TASK DATA:
(begin)

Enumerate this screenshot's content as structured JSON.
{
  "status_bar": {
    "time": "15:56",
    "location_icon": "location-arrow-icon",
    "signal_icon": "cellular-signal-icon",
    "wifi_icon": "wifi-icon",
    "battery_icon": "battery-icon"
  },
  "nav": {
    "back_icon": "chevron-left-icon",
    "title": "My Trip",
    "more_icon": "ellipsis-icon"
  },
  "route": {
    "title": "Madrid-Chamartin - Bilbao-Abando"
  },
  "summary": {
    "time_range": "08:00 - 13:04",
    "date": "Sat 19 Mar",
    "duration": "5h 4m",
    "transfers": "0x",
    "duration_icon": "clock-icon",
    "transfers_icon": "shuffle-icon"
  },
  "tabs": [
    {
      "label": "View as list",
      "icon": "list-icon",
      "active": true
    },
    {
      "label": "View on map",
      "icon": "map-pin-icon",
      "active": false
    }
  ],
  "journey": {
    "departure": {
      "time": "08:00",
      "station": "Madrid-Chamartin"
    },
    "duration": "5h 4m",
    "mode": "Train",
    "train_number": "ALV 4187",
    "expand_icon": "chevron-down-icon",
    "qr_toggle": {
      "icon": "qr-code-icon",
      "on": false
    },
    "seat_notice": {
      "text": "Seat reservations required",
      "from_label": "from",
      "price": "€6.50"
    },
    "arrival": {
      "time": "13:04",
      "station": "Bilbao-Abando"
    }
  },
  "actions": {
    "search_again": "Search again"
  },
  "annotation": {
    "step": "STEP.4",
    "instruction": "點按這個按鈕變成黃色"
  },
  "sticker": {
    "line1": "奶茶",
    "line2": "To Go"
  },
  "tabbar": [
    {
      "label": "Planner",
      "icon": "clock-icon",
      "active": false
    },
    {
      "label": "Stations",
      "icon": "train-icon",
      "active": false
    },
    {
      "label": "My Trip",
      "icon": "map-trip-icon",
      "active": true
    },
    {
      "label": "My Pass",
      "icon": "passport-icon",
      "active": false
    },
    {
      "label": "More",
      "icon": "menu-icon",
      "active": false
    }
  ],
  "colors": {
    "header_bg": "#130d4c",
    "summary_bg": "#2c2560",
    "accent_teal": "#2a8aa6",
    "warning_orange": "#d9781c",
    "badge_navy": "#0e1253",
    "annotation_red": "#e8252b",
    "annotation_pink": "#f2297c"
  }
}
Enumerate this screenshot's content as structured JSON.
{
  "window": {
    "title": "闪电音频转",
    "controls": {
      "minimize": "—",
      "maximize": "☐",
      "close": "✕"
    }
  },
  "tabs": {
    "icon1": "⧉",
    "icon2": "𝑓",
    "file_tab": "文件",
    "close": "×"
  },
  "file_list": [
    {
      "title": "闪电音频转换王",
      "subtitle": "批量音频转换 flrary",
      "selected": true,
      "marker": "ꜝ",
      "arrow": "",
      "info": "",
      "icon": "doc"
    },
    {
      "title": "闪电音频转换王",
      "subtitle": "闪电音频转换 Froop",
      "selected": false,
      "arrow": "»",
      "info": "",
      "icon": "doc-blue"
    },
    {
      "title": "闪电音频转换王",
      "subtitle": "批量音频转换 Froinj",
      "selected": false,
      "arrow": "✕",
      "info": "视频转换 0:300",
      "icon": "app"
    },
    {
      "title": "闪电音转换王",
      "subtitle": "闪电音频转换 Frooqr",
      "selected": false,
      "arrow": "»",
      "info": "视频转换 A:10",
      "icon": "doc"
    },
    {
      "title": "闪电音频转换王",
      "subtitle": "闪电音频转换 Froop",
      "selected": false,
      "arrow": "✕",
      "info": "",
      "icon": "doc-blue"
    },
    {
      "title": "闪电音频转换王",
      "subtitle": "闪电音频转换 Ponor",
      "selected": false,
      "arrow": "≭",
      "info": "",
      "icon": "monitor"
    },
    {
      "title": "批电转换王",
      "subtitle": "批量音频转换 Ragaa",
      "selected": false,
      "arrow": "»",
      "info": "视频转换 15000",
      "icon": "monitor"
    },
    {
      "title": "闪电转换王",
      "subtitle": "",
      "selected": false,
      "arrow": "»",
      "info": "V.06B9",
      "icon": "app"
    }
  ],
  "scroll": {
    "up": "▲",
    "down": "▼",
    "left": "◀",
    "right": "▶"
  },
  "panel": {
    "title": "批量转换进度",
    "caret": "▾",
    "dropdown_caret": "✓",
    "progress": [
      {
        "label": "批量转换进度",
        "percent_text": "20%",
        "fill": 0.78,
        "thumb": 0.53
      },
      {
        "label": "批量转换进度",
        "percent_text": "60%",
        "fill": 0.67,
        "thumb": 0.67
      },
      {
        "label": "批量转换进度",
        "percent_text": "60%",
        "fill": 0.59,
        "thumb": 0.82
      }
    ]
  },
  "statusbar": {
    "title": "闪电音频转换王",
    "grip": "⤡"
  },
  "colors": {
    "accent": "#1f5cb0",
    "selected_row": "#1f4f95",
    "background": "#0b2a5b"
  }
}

(end)

EXERCISE DIRECTIONS: Print back all the lines verbatim.

FULL OUTPUT:
Enumerate this screenshot's content as structured JSON.
{
  "status_bar": {
    "time": "15:56",
    "location_icon": "location-arrow-icon",
    "signal_icon": "cellular-signal-icon",
    "wifi_icon": "wifi-icon",
    "battery_icon": "battery-icon"
  },
  "nav": {
    "back_icon": "chevron-left-icon",
    "title": "My Trip",
    "more_icon": "ellipsis-icon"
  },
  "route": {
    "title": "Madrid-Chamartin - Bilbao-Abando"
  },
  "summary": {
    "time_range": "08:00 - 13:04",
    "date": "Sat 19 Mar",
    "duration": "5h 4m",
    "transfers": "0x",
    "duration_icon": "clock-icon",
    "transfers_icon": "shuffle-icon"
  },
  "tabs": [
    {
      "label": "View as list",
      "icon": "list-icon",
      "active": true
    },
    {
      "label": "View on map",
      "icon": "map-pin-icon",
      "active": false
    }
  ],
  "journey": {
    "departure": {
      "time": "08:00",
      "station": "Madrid-Chamartin"
    },
    "duration": "5h 4m",
    "mode": "Train",
    "train_number": "ALV 4187",
    "expand_icon": "chevron-down-icon",
    "qr_toggle": {
      "icon": "qr-code-icon",
      "on": false
    },
    "seat_notice": {
      "text": "Seat reservations required",
      "from_label": "from",
      "price": "€6.50"
    },
    "arrival": {
      "time": "13:04",
      "station": "Bilbao-Abando"
    }
  },
  "actions": {
    "search_again": "Search again"
  },
  "annotation": {
    "step": "STEP.4",
    "instruction": "點按這個按鈕變成黃色"
  },
  "sticker": {
    "line1": "奶茶",
    "line2": "To Go"
  },
  "tabbar": [
    {
      "label": "Planner",
      "icon": "clock-icon",
      "active": false
    },
    {
      "label": "Stations",
      "icon": "train-icon",
      "active": false
    },
    {
      "label": "My Trip",
      "icon": "map-trip-icon",
      "active": true
    },
    {
      "label": "My Pass",
      "icon": "passport-icon",
      "active": false
    },
    {
      "label": "More",
      "icon": "menu-icon",
      "active": false
    }
  ],
  "colors": {
    "header_bg": "#130d4c",
    "summary_bg": "#2c2560",
    "accent_teal": "#2a8aa6",
    "warning_orange": "#d9781c",
    "badge_navy": "#0e1253",
    "annotation_red": "#e8252b",
    "annotation_pink": "#f2297c"
  }
}
Enumerate this screenshot's content as structured JSON.
{
  "window": {
    "title": "闪电音频转",
    "controls": {
      "minimize": "—",
      "maximize": "☐",
      "close": "✕"
    }
  },
  "tabs": {
    "icon1": "⧉",
    "icon2": "𝑓",
    "file_tab": "文件",
    "close": "×"
  },
  "file_list": [
    {
      "title": "闪电音频转换王",
      "subtitle": "批量音频转换 flrary",
      "selected": true,
      "marker": "ꜝ",
      "arrow": "",
      "info": "",
      "icon": "doc"
    },
    {
      "title": "闪电音频转换王",
      "subtitle": "闪电音频转换 Froop",
      "selected": false,
      "arrow": "»",
      "info": "",
      "icon": "doc-blue"
    },
    {
      "title": "闪电音频转换王",
      "subtitle": "批量音频转换 Froinj",
      "selected": false,
      "arrow": "✕",
      "info": "视频转换 0:300",
      "icon": "app"
    },
    {
      "title": "闪电音转换王",
      "subtitle": "闪电音频转换 Frooqr",
      "selected": false,
      "arrow": "»",
      "info": "视频转换 A:10",
      "icon": "doc"
    },
    {
      "title": "闪电音频转换王",
      "subtitle": "闪电音频转换 Froop",
      "selected": false,
      "arrow": "✕",
      "info": "",
      "icon": "doc-blue"
    },
    {
      "title": "闪电音频转换王",
      "subtitle": "闪电音频转换 Ponor",
      "selected": false,
      "arrow": "≭",
      "info": "",
      "icon": "monitor"
    },
    {
      "title": "批电转换王",
      "subtitle": "批量音频转换 Ragaa",
      "selected": false,
      "arrow": "»",
      "info": "视频转换 15000",
      "icon": "monitor"
    },
    {
      "title": "闪电转换王",
      "subtitle": "",
      "selected": false,
      "arrow": "»",
      "info": "V.06B9",
      "icon": "app"
    }
  ],
  "scroll": {
    "up": "▲",
    "down": "▼",
    "left": "◀",
    "right": "▶"
  },
  "panel": {
    "title": "批量转换进度",
    "caret": "▾",
    "dropdown_caret": "✓",
    "progress": [
      {
        "label": "批量转换进度",
        "percent_text": "20%",
        "fill": 0.78,
        "thumb": 0.53
      },
      {
        "label": "批量转换进度",
        "percent_text": "60%",
        "fill": 0.67,
        "thumb": 0.67
      },
      {
        "label": "批量转换进度",
        "percent_text": "60%",
        "fill": 0.59,
        "thumb": 0.82
      }
    ]
  },
  "statusbar": {
    "title": "闪电音频转换王",
    "grip": "⤡"
  },
  "colors": {
    "accent": "#1f5cb0",
    "selected_row": "#1f4f95",
    "background": "#0b2a5b"
  }
}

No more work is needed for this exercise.